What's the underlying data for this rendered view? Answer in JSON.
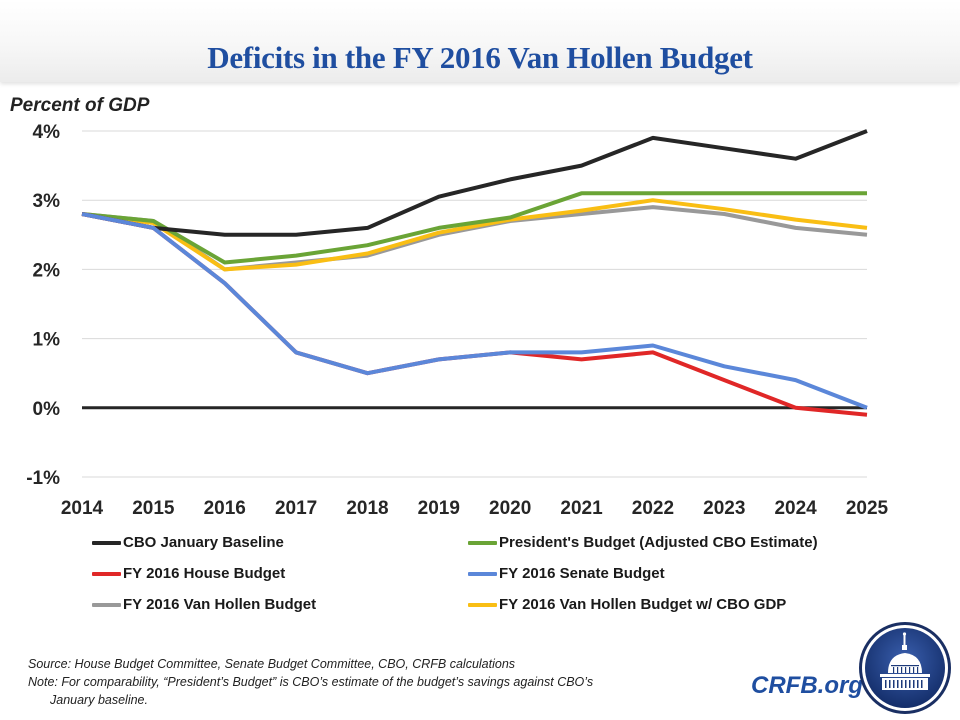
{
  "header": {
    "title": "Deficits in the FY 2016 Van Hollen Budget"
  },
  "chart_data": {
    "type": "line",
    "title": "Deficits in the FY 2016 Van Hollen Budget",
    "xlabel": "",
    "ylabel": "Percent of GDP",
    "x": [
      2014,
      2015,
      2016,
      2017,
      2018,
      2019,
      2020,
      2021,
      2022,
      2023,
      2024,
      2025
    ],
    "x_tick_labels": [
      "2014",
      "2015",
      "2016",
      "2017",
      "2018",
      "2019",
      "2020",
      "2021",
      "2022",
      "2023",
      "2024",
      "2025"
    ],
    "ylim": [
      -1,
      4
    ],
    "y_ticks": [
      4,
      3,
      2,
      1,
      0,
      -1
    ],
    "y_tick_labels": [
      "4%",
      "3%",
      "2%",
      "1%",
      "0%",
      "-1%"
    ],
    "grid": true,
    "legend_position": "bottom",
    "series": [
      {
        "name": "CBO January Baseline",
        "color": "#262626",
        "values": [
          2.8,
          2.6,
          2.5,
          2.5,
          2.6,
          3.05,
          3.3,
          3.5,
          3.9,
          3.75,
          3.6,
          4.0
        ]
      },
      {
        "name": "President's Budget (Adjusted CBO Estimate)",
        "color": "#6aa436",
        "values": [
          2.8,
          2.7,
          2.1,
          2.2,
          2.35,
          2.6,
          2.75,
          3.1,
          3.1,
          3.1,
          3.1,
          3.1
        ]
      },
      {
        "name": "FY 2016 House Budget",
        "color": "#e02727",
        "values": [
          2.8,
          2.6,
          1.8,
          0.8,
          0.5,
          0.7,
          0.8,
          0.7,
          0.8,
          0.4,
          0.0,
          -0.1
        ]
      },
      {
        "name": "FY 2016 Senate Budget",
        "color": "#5b87d9",
        "values": [
          2.8,
          2.6,
          1.8,
          0.8,
          0.5,
          0.7,
          0.8,
          0.8,
          0.9,
          0.6,
          0.4,
          0.0
        ]
      },
      {
        "name": "FY 2016 Van Hollen Budget",
        "color": "#999999",
        "values": [
          2.8,
          2.7,
          2.0,
          2.1,
          2.2,
          2.5,
          2.7,
          2.8,
          2.9,
          2.8,
          2.6,
          2.5
        ]
      },
      {
        "name": "FY 2016 Van Hollen Budget w/ CBO GDP",
        "color": "#f9be14",
        "values": [
          2.8,
          2.67,
          2.0,
          2.07,
          2.23,
          2.53,
          2.72,
          2.85,
          3.0,
          2.87,
          2.72,
          2.6
        ]
      }
    ],
    "zero_line": true
  },
  "legend": {
    "items": [
      {
        "label": "CBO January Baseline",
        "color": "#262626"
      },
      {
        "label": "President's Budget (Adjusted CBO Estimate)",
        "color": "#6aa436"
      },
      {
        "label": "FY 2016 House Budget",
        "color": "#e02727"
      },
      {
        "label": "FY 2016 Senate Budget",
        "color": "#5b87d9"
      },
      {
        "label": "FY 2016 Van Hollen Budget",
        "color": "#999999"
      },
      {
        "label": "FY 2016 Van Hollen Budget w/ CBO GDP",
        "color": "#f9be14"
      }
    ]
  },
  "footer": {
    "source": "Source: House Budget Committee, Senate Budget Committee, CBO, CRFB calculations",
    "note_line1": "Note: For comparability, “President’s Budget” is CBO’s estimate of the budget’s savings against CBO’s",
    "note_line2": "January baseline.",
    "brand": "CRFB.org"
  },
  "colors": {
    "title": "#1f4ea0",
    "brand": "#1f4ea0",
    "logo_bg": "#1d3a7a"
  }
}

+--

#### Requirement:
Output the data above without changes, apart from leaving out the pictures.

#### Response for this exercise:
What's the underlying data for this rendered view? Answer in JSON.
{
  "header": {
    "title": "Deficits in the FY 2016 Van Hollen Budget"
  },
  "chart_data": {
    "type": "line",
    "title": "Deficits in the FY 2016 Van Hollen Budget",
    "xlabel": "",
    "ylabel": "Percent of GDP",
    "x": [
      2014,
      2015,
      2016,
      2017,
      2018,
      2019,
      2020,
      2021,
      2022,
      2023,
      2024,
      2025
    ],
    "x_tick_labels": [
      "2014",
      "2015",
      "2016",
      "2017",
      "2018",
      "2019",
      "2020",
      "2021",
      "2022",
      "2023",
      "2024",
      "2025"
    ],
    "ylim": [
      -1,
      4
    ],
    "y_ticks": [
      4,
      3,
      2,
      1,
      0,
      -1
    ],
    "y_tick_labels": [
      "4%",
      "3%",
      "2%",
      "1%",
      "0%",
      "-1%"
    ],
    "grid": true,
    "legend_position": "bottom",
    "series": [
      {
        "name": "CBO January Baseline",
        "color": "#262626",
        "values": [
          2.8,
          2.6,
          2.5,
          2.5,
          2.6,
          3.05,
          3.3,
          3.5,
          3.9,
          3.75,
          3.6,
          4.0
        ]
      },
      {
        "name": "President's Budget (Adjusted CBO Estimate)",
        "color": "#6aa436",
        "values": [
          2.8,
          2.7,
          2.1,
          2.2,
          2.35,
          2.6,
          2.75,
          3.1,
          3.1,
          3.1,
          3.1,
          3.1
        ]
      },
      {
        "name": "FY 2016 House Budget",
        "color": "#e02727",
        "values": [
          2.8,
          2.6,
          1.8,
          0.8,
          0.5,
          0.7,
          0.8,
          0.7,
          0.8,
          0.4,
          0.0,
          -0.1
        ]
      },
      {
        "name": "FY 2016 Senate Budget",
        "color": "#5b87d9",
        "values": [
          2.8,
          2.6,
          1.8,
          0.8,
          0.5,
          0.7,
          0.8,
          0.8,
          0.9,
          0.6,
          0.4,
          0.0
        ]
      },
      {
        "name": "FY 2016 Van Hollen Budget",
        "color": "#999999",
        "values": [
          2.8,
          2.7,
          2.0,
          2.1,
          2.2,
          2.5,
          2.7,
          2.8,
          2.9,
          2.8,
          2.6,
          2.5
        ]
      },
      {
        "name": "FY 2016 Van Hollen Budget w/ CBO GDP",
        "color": "#f9be14",
        "values": [
          2.8,
          2.67,
          2.0,
          2.07,
          2.23,
          2.53,
          2.72,
          2.85,
          3.0,
          2.87,
          2.72,
          2.6
        ]
      }
    ],
    "zero_line": true
  },
  "legend": {
    "items": [
      {
        "label": "CBO January Baseline",
        "color": "#262626"
      },
      {
        "label": "President's Budget (Adjusted CBO Estimate)",
        "color": "#6aa436"
      },
      {
        "label": "FY 2016 House Budget",
        "color": "#e02727"
      },
      {
        "label": "FY 2016 Senate Budget",
        "color": "#5b87d9"
      },
      {
        "label": "FY 2016 Van Hollen Budget",
        "color": "#999999"
      },
      {
        "label": "FY 2016 Van Hollen Budget w/ CBO GDP",
        "color": "#f9be14"
      }
    ]
  },
  "footer": {
    "source": "Source: House Budget Committee, Senate Budget Committee, CBO, CRFB calculations",
    "note_line1": "Note: For comparability, “President’s Budget” is CBO’s estimate of the budget’s savings against CBO’s",
    "note_line2": "January baseline.",
    "brand": "CRFB.org"
  },
  "colors": {
    "title": "#1f4ea0",
    "brand": "#1f4ea0",
    "logo_bg": "#1d3a7a"
  }
}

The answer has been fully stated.